Task description: In the entries below, find the lines with the word "title" and copy them.

Provided material:
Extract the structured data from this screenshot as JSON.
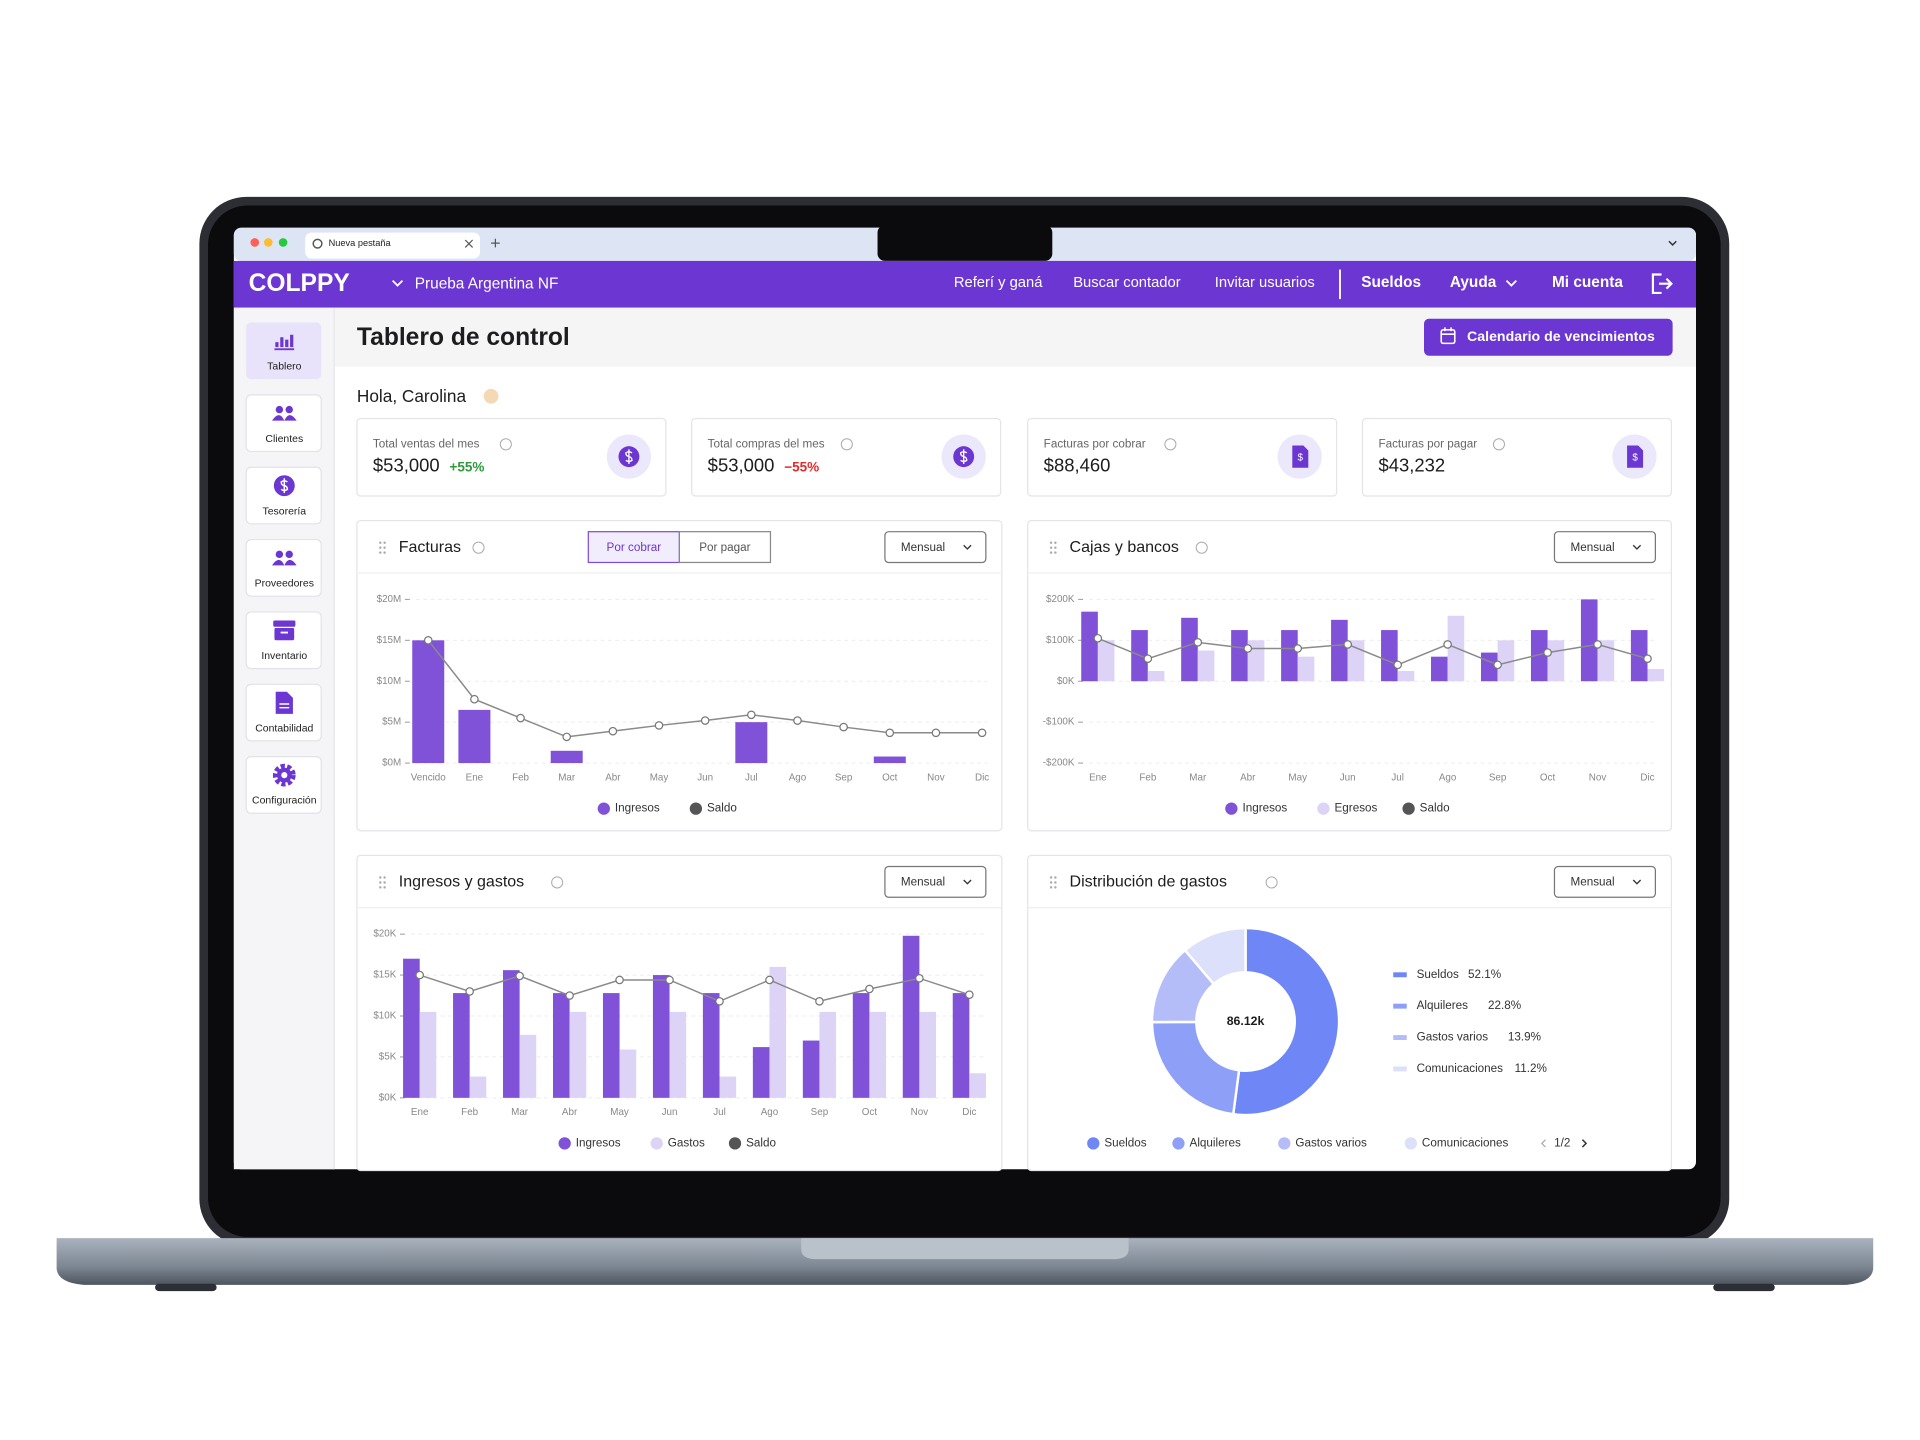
{
  "browser": {
    "tab": "Nueva pestaña"
  },
  "header": {
    "logo": "COLPPY",
    "company": "Prueba Argentina NF",
    "links": [
      "Referí y ganá",
      "Buscar contador",
      "Invitar usuarios"
    ],
    "sueldos": "Sueldos",
    "ayuda": "Ayuda",
    "account": "Mi cuenta"
  },
  "sidebar": [
    "Tablero",
    "Clientes",
    "Tesorería",
    "Proveedores",
    "Inventario",
    "Contabilidad",
    "Configuración"
  ],
  "page": {
    "title": "Tablero de control",
    "calendar_button": "Calendario de vencimientos",
    "greeting": "Hola, Carolina"
  },
  "kpis": [
    {
      "label": "Total ventas del mes",
      "value": "$53,000",
      "change": "+55%",
      "trend": "up"
    },
    {
      "label": "Total compras del mes",
      "value": "$53,000",
      "change": "−55%",
      "trend": "down"
    },
    {
      "label": "Facturas por cobrar",
      "value": "$88,460"
    },
    {
      "label": "Facturas por pagar",
      "value": "$43,232"
    }
  ],
  "chart_data": [
    {
      "type": "bar",
      "title": "Facturas",
      "tabs": [
        "Por cobrar",
        "Por pagar"
      ],
      "period": "Mensual",
      "categories": [
        "Vencido",
        "Ene",
        "Feb",
        "Mar",
        "Abr",
        "May",
        "Jun",
        "Jul",
        "Ago",
        "Sep",
        "Oct",
        "Nov",
        "Dic"
      ],
      "ylim": [
        0,
        20
      ],
      "yticks": [
        {
          "value": 0,
          "label": "$0M"
        },
        {
          "value": 5,
          "label": "$5M"
        },
        {
          "value": 10,
          "label": "$10M"
        },
        {
          "value": 15,
          "label": "$15M"
        },
        {
          "value": 20,
          "label": "$20M"
        }
      ],
      "grid": true,
      "series": [
        {
          "name": "Ingresos",
          "color": "#8052d8",
          "values": [
            15,
            6.5,
            0,
            1.5,
            0,
            0,
            0,
            5,
            0,
            0,
            0.8,
            0,
            0
          ]
        },
        {
          "name": "Saldo",
          "color": "#666666",
          "type": "line",
          "values": [
            15,
            7.8,
            5.5,
            3.2,
            3.9,
            4.6,
            5.2,
            5.9,
            5.2,
            4.4,
            3.7,
            3.7,
            3.7
          ]
        }
      ]
    },
    {
      "type": "bar",
      "title": "Cajas y bancos",
      "period": "Mensual",
      "categories": [
        "Ene",
        "Feb",
        "Mar",
        "Abr",
        "May",
        "Jun",
        "Jul",
        "Ago",
        "Sep",
        "Oct",
        "Nov",
        "Dic"
      ],
      "ylim": [
        -200,
        200
      ],
      "yticks": [
        {
          "value": -200,
          "label": "-$200K"
        },
        {
          "value": -100,
          "label": "-$100K"
        },
        {
          "value": 0,
          "label": "$0K"
        },
        {
          "value": 100,
          "label": "$100K"
        },
        {
          "value": 200,
          "label": "$200K"
        }
      ],
      "grid": true,
      "series": [
        {
          "name": "Ingresos",
          "color": "#8052d8",
          "values": [
            170,
            125,
            155,
            125,
            125,
            150,
            125,
            60,
            70,
            125,
            200,
            125
          ]
        },
        {
          "name": "Egresos",
          "color": "#dcd3f6",
          "values": [
            100,
            25,
            75,
            100,
            60,
            100,
            25,
            160,
            100,
            100,
            100,
            30
          ]
        },
        {
          "name": "Saldo",
          "color": "#666666",
          "type": "line",
          "values": [
            105,
            55,
            95,
            80,
            80,
            90,
            40,
            90,
            40,
            70,
            90,
            55
          ]
        }
      ]
    },
    {
      "type": "bar",
      "title": "Ingresos y gastos",
      "period": "Mensual",
      "categories": [
        "Ene",
        "Feb",
        "Mar",
        "Abr",
        "May",
        "Jun",
        "Jul",
        "Ago",
        "Sep",
        "Oct",
        "Nov",
        "Dic"
      ],
      "ylim": [
        0,
        20
      ],
      "yticks": [
        {
          "value": 0,
          "label": "$0K"
        },
        {
          "value": 5,
          "label": "$5K"
        },
        {
          "value": 10,
          "label": "$10K"
        },
        {
          "value": 15,
          "label": "$15K"
        },
        {
          "value": 20,
          "label": "$20K"
        }
      ],
      "grid": true,
      "series": [
        {
          "name": "Ingresos",
          "color": "#8052d8",
          "values": [
            17,
            12.8,
            15.6,
            12.8,
            12.8,
            15,
            12.8,
            6.2,
            7,
            12.8,
            19.8,
            12.8
          ]
        },
        {
          "name": "Gastos",
          "color": "#dcd3f6",
          "values": [
            10.5,
            2.6,
            7.7,
            10.5,
            5.9,
            10.5,
            2.6,
            16,
            10.5,
            10.5,
            10.5,
            3
          ]
        },
        {
          "name": "Saldo",
          "color": "#666666",
          "type": "line",
          "values": [
            15,
            13,
            14.9,
            12.5,
            14.4,
            14.4,
            11.8,
            14.4,
            11.8,
            13.3,
            14.6,
            12.6
          ]
        }
      ]
    },
    {
      "type": "donut",
      "title": "Distribución de gastos",
      "period": "Mensual",
      "center_label": "86.12k",
      "pager": "1/2",
      "categories": [
        "Sueldos",
        "Alquileres",
        "Gastos varios",
        "Comunicaciones"
      ],
      "values": [
        52.1,
        22.8,
        13.9,
        11.2
      ],
      "value_labels": [
        "52.1%",
        "22.8%",
        "13.9%",
        "11.2%"
      ],
      "colors": [
        "#6f86f6",
        "#8e9ff7",
        "#b4bdf8",
        "#dde0fa"
      ]
    }
  ]
}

Output:
    "title": "Tablero de control",
      "title": "Facturas",
      "title": "Cajas y bancos",
      "title": "Ingresos y gastos",
      "title": "Distribución de gastos",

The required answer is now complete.